CHALLENGE
The exercise asks for every line of the data to be reproduced exactly.

==================================================

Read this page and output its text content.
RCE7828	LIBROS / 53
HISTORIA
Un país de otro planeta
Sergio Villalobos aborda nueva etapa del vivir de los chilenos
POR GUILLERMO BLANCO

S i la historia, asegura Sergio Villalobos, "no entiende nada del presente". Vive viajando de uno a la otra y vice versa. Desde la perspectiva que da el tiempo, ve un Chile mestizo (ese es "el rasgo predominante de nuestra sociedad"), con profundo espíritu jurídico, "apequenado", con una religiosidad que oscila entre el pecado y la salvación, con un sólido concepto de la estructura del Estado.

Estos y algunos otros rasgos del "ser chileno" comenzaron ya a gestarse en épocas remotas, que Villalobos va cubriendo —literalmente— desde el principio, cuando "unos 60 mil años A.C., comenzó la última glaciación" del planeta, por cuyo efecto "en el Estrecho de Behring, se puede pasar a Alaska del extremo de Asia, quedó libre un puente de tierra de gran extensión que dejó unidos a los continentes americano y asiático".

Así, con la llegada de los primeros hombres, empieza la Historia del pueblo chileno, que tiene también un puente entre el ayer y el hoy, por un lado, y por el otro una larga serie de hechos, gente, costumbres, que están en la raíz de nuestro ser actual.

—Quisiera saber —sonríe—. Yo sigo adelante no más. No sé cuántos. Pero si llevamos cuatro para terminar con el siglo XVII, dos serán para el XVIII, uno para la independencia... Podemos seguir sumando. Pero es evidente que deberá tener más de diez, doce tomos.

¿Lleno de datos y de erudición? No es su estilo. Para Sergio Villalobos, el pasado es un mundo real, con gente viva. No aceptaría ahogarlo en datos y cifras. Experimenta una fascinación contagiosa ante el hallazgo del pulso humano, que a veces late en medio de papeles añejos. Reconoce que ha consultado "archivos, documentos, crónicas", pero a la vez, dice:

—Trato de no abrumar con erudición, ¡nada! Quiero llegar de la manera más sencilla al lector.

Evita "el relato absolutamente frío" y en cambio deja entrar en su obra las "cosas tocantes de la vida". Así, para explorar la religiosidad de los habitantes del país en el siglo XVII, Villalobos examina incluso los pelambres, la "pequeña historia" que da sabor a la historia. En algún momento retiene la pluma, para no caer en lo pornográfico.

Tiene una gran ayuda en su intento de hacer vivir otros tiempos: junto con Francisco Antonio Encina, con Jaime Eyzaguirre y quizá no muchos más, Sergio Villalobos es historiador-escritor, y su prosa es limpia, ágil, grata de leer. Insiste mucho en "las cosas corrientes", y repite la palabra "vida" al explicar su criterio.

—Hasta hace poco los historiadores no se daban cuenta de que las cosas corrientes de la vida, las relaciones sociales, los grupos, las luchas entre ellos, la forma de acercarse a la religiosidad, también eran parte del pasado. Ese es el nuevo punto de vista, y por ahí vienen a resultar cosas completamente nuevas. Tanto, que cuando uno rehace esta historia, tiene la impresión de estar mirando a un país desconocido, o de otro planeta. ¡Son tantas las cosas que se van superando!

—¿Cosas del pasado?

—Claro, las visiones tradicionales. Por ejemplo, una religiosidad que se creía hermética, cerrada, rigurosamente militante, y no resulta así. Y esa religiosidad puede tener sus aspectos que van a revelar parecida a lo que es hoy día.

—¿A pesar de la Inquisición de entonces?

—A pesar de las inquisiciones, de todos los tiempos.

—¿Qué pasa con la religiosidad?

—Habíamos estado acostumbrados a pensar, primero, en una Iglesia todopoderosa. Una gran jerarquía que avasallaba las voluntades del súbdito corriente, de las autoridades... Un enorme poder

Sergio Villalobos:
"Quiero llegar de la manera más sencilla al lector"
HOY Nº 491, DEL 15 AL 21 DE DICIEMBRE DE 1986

==================================================

ANSWER BELOW
Read this page and output its text content.
RCE7828	LIBROS / 53
HISTORIA
Un país de otro planeta
Sergio Villalobos aborda nueva etapa del vivir de los chilenos
POR GUILLERMO BLANCO

S i la historia, asegura Sergio Villalobos, "no entiende nada del presente". Vive viajando de uno a la otra y vice versa. Desde la perspectiva que da el tiempo, ve un Chile mestizo (ese es "el rasgo predominante de nuestra sociedad"), con profundo espíritu jurídico, "apequenado", con una religiosidad que oscila entre el pecado y la salvación, con un sólido concepto de la estructura del Estado.

Estos y algunos otros rasgos del "ser chileno" comenzaron ya a gestarse en épocas remotas, que Villalobos va cubriendo —literalmente— desde el principio, cuando "unos 60 mil años A.C., comenzó la última glaciación" del planeta, por cuyo efecto "en el Estrecho de Behring, se puede pasar a Alaska del extremo de Asia, quedó libre un puente de tierra de gran extensión que dejó unidos a los continentes americano y asiático".

Así, con la llegada de los primeros hombres, empieza la Historia del pueblo chileno, que tiene también un puente entre el ayer y el hoy, por un lado, y por el otro una larga serie de hechos, gente, costumbres, que están en la raíz de nuestro ser actual.

—Quisiera saber —sonríe—. Yo sigo adelante no más. No sé cuántos. Pero si llevamos cuatro para terminar con el siglo XVII, dos serán para el XVIII, uno para la independencia... Podemos seguir sumando. Pero es evidente que deberá tener más de diez, doce tomos.

¿Lleno de datos y de erudición? No es su estilo. Para Sergio Villalobos, el pasado es un mundo real, con gente viva. No aceptaría ahogarlo en datos y cifras. Experimenta una fascinación contagiosa ante el hallazgo del pulso humano, que a veces late en medio de papeles añejos. Reconoce que ha consultado "archivos, documentos, crónicas", pero a la vez, dice:

—Trato de no abrumar con erudición, ¡nada! Quiero llegar de la manera más sencilla al lector.

Evita "el relato absolutamente frío" y en cambio deja entrar en su obra las "cosas tocantes de la vida". Así, para explorar la religiosidad de los habitantes del país en el siglo XVII, Villalobos examina incluso los pelambres, la "pequeña historia" que da sabor a la historia. En algún momento retiene la pluma, para no caer en lo pornográfico.

Tiene una gran ayuda en su intento de hacer vivir otros tiempos: junto con Francisco Antonio Encina, con Jaime Eyzaguirre y quizá no muchos más, Sergio Villalobos es historiador-escritor, y su prosa es limpia, ágil, grata de leer. Insiste mucho en "las cosas corrientes", y repite la palabra "vida" al explicar su criterio.

—Hasta hace poco los historiadores no se daban cuenta de que las cosas corrientes de la vida, las relaciones sociales, los grupos, las luchas entre ellos, la forma de acercarse a la religiosidad, también eran parte del pasado. Ese es el nuevo punto de vista, y por ahí vienen a resultar cosas completamente nuevas. Tanto, que cuando uno rehace esta historia, tiene la impresión de estar mirando a un país desconocido, o de otro planeta. ¡Son tantas las cosas que se van superando!

—¿Cosas del pasado?

—Claro, las visiones tradicionales. Por ejemplo, una religiosidad que se creía hermética, cerrada, rigurosamente militante, y no resulta así. Y esa religiosidad puede tener sus aspectos que van a revelar parecida a lo que es hoy día.

—¿A pesar de la Inquisición de entonces?

—A pesar de las inquisiciones, de todos los tiempos.

—¿Qué pasa con la religiosidad?

—Habíamos estado acostumbrados a pensar, primero, en una Iglesia todopoderosa. Una gran jerarquía que avasallaba las voluntades del súbdito corriente, de las autoridades... Un enorme poder

Sergio Villalobos:
"Quiero llegar de la manera más sencilla al lector"
HOY Nº 491, DEL 15 AL 21 DE DICIEMBRE DE 1986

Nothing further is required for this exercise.